▼

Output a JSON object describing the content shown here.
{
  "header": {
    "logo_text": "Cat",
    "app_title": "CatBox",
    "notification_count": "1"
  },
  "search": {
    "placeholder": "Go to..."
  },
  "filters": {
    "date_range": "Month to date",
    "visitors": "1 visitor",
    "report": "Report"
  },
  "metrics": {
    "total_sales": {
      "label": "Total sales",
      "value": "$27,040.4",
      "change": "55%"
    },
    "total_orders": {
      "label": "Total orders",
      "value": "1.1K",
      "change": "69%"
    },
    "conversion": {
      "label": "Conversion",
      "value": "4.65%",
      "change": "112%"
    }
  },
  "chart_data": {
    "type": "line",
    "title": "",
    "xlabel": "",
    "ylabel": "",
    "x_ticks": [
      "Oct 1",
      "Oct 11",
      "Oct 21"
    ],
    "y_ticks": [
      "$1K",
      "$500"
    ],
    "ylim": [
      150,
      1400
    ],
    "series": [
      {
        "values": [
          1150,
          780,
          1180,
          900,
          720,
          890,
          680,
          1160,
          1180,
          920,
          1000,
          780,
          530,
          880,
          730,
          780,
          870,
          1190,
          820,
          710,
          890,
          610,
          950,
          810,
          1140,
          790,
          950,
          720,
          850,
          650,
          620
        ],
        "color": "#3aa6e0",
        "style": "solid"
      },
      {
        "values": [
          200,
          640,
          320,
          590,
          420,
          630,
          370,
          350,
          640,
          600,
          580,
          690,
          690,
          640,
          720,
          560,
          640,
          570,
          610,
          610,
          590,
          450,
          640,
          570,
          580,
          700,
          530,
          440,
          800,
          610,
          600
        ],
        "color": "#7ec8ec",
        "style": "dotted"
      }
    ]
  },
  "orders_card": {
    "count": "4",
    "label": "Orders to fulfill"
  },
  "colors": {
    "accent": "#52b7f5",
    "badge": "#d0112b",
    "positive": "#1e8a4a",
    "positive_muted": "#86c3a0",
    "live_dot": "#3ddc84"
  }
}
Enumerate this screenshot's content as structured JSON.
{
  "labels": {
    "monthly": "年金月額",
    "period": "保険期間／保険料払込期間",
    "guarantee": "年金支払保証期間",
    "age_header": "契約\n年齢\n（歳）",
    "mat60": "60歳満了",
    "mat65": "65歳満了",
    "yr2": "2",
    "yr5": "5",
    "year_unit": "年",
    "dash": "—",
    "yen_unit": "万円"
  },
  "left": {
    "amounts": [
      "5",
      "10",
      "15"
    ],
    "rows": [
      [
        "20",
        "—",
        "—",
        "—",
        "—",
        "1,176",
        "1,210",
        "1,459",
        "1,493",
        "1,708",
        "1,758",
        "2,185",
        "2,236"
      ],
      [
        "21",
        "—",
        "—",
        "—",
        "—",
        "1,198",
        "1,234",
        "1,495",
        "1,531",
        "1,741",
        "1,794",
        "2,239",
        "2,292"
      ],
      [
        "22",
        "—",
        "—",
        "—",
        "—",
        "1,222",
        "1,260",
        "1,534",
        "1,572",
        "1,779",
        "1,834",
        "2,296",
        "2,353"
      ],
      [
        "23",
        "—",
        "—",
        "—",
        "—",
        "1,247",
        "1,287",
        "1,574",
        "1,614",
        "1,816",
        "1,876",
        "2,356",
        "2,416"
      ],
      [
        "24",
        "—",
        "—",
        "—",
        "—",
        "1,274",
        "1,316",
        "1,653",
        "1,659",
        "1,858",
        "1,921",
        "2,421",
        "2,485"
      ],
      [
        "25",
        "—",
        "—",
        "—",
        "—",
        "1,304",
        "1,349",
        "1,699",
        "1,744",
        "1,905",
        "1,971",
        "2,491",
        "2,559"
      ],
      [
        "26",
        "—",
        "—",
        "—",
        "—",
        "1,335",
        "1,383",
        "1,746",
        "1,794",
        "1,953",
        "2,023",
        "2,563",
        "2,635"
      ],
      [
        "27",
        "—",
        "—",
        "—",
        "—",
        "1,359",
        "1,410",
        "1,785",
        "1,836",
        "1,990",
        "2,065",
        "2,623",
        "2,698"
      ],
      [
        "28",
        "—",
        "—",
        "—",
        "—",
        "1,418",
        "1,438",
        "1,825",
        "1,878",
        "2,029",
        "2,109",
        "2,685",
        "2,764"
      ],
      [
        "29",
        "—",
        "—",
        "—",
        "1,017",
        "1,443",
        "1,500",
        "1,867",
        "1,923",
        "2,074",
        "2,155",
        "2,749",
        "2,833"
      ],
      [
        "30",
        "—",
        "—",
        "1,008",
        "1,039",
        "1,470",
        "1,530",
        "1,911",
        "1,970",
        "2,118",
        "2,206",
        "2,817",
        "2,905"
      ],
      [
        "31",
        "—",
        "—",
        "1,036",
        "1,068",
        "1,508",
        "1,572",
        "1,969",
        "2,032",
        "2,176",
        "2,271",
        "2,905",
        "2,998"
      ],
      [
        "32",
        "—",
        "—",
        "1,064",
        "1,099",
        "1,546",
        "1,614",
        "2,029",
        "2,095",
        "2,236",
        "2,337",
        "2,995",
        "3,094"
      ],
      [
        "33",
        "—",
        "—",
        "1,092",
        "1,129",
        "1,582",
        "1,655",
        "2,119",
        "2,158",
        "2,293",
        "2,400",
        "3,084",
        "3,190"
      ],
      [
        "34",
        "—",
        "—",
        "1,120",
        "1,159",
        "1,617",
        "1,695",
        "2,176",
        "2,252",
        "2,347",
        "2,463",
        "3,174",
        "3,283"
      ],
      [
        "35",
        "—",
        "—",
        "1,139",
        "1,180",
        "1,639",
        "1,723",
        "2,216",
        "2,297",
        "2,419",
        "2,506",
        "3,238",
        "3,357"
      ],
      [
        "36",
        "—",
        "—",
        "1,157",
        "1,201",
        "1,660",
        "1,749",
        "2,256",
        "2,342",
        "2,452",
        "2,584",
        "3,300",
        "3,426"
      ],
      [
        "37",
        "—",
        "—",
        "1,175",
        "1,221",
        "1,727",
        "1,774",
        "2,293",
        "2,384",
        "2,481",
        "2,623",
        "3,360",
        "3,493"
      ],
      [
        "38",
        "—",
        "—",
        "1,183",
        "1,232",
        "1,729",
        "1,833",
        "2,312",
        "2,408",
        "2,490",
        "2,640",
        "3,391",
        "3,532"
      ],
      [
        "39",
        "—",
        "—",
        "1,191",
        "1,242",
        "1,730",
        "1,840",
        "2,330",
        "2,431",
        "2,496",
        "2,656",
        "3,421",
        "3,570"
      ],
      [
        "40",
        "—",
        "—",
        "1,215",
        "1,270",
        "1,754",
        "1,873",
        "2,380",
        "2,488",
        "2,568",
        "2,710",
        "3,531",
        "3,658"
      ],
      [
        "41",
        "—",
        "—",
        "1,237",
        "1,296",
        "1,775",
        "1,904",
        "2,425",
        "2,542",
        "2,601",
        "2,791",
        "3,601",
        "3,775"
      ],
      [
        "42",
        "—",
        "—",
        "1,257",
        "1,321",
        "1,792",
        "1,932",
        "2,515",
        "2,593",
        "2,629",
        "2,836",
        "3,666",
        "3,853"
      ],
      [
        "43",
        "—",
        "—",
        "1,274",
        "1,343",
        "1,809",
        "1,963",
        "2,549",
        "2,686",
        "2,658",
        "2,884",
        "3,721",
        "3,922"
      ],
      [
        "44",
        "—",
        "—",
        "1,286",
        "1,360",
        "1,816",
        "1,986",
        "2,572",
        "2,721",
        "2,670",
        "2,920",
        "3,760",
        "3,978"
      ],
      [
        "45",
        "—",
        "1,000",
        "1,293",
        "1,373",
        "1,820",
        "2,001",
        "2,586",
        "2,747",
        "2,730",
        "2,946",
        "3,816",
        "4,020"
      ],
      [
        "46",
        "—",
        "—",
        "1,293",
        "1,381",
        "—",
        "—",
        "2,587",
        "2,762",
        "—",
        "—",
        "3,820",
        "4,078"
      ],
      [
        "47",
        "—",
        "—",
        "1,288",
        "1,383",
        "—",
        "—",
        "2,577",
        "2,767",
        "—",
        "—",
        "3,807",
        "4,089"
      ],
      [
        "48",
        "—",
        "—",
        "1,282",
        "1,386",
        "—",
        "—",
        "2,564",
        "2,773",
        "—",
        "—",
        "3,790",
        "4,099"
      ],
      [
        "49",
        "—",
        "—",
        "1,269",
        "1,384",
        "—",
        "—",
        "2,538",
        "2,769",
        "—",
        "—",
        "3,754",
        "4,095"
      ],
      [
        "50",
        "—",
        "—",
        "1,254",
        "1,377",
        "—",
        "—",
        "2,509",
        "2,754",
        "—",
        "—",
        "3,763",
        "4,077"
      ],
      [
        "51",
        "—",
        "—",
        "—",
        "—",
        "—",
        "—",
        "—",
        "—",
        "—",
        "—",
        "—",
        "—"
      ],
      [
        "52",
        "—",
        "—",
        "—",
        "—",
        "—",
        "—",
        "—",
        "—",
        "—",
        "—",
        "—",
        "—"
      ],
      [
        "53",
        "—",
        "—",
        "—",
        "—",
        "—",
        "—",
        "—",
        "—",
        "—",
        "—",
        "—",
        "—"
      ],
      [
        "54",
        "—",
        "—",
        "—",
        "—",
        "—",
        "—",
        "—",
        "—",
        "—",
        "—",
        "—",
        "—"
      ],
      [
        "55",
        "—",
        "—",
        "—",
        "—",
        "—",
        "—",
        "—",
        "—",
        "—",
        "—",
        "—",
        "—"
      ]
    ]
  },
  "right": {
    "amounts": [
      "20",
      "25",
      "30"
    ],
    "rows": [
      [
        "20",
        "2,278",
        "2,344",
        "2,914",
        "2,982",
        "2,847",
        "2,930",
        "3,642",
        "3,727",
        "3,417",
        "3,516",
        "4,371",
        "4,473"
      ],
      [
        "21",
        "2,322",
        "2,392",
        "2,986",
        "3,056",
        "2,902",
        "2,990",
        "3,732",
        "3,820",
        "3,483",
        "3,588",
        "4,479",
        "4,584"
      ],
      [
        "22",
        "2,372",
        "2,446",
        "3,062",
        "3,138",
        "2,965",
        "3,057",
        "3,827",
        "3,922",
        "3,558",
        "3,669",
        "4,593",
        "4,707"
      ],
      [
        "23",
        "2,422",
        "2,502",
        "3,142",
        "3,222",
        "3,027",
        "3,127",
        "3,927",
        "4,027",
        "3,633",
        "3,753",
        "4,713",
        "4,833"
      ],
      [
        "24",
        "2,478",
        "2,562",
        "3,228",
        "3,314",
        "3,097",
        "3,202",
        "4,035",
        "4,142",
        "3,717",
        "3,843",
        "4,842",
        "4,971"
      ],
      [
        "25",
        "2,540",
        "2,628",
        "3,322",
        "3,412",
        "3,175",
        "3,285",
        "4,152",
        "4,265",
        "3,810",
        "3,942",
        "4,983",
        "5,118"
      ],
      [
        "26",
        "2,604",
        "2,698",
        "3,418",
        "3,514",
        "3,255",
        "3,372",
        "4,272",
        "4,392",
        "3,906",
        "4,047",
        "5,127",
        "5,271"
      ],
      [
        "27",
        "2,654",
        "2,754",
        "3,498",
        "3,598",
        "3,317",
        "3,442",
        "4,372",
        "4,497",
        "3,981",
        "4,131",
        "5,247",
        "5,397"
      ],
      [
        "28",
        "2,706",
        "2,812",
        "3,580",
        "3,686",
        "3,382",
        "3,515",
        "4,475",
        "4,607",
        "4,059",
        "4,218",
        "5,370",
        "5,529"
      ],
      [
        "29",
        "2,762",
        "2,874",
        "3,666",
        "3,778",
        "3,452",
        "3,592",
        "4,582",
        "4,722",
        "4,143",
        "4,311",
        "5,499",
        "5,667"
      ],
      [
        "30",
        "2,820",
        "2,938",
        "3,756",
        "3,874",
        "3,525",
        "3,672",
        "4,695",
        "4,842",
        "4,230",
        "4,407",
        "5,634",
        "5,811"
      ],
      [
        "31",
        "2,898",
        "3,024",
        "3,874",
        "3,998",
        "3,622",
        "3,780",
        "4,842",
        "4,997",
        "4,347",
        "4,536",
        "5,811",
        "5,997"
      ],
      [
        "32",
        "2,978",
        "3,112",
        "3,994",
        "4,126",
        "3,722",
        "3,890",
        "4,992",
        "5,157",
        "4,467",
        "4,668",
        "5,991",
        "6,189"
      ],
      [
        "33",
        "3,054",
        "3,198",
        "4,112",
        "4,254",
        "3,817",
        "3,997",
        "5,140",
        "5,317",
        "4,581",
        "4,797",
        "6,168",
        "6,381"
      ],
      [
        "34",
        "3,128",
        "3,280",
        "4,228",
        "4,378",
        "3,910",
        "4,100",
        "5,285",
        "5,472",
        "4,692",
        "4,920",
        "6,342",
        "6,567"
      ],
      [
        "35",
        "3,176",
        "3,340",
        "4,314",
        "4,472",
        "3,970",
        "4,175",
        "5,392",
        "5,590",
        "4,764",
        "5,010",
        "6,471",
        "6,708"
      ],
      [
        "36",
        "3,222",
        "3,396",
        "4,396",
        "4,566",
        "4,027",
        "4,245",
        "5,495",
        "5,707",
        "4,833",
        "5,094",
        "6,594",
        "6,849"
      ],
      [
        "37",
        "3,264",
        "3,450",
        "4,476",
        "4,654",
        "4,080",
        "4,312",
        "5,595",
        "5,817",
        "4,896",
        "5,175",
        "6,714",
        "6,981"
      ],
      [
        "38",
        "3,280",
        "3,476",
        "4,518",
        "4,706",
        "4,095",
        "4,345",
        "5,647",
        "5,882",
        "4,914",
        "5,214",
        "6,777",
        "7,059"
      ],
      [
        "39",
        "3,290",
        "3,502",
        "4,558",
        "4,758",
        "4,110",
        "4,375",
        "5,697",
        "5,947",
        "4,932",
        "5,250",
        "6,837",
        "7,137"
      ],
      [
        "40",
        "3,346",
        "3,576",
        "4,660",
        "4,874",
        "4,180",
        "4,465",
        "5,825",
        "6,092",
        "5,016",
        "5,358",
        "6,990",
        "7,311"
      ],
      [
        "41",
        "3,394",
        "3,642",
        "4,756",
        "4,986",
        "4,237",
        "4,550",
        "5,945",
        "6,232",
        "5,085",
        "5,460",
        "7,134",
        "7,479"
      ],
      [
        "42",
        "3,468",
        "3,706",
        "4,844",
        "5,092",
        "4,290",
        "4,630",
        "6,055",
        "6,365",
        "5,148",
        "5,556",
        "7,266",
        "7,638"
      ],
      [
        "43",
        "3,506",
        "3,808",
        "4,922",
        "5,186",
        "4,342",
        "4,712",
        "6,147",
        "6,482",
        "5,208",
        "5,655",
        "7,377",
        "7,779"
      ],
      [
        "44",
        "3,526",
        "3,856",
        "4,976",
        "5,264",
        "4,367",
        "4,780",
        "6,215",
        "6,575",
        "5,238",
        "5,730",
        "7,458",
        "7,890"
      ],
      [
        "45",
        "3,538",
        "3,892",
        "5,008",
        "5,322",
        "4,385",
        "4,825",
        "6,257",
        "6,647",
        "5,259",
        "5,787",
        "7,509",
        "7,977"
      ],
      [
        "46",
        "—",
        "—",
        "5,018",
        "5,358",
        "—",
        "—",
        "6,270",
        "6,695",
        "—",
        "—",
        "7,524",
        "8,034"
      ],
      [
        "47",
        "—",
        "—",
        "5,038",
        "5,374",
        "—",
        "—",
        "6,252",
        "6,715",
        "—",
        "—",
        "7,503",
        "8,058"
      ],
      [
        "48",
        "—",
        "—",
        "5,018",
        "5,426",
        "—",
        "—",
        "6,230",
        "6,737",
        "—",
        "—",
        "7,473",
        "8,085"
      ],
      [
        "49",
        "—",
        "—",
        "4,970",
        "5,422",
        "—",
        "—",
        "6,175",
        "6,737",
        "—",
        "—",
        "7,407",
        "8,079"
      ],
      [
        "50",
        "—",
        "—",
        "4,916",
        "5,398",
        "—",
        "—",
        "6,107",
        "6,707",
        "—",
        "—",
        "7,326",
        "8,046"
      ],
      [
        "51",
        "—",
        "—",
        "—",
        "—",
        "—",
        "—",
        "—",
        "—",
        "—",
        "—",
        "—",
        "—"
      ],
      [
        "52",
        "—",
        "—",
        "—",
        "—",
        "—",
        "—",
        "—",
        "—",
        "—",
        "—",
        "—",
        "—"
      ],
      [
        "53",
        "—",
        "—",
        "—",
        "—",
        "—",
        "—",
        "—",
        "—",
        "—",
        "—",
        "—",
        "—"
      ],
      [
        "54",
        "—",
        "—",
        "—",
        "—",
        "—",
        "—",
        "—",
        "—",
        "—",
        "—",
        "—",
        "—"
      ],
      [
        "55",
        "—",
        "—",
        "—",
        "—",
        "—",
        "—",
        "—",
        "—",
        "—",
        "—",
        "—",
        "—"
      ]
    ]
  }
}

▲

• **Problem**: Report each line in the data that holds the word "JSON".

• **The reply**:
Output a JSON object describing the content shown here.
Enumerate this screenshot's content as structured JSON.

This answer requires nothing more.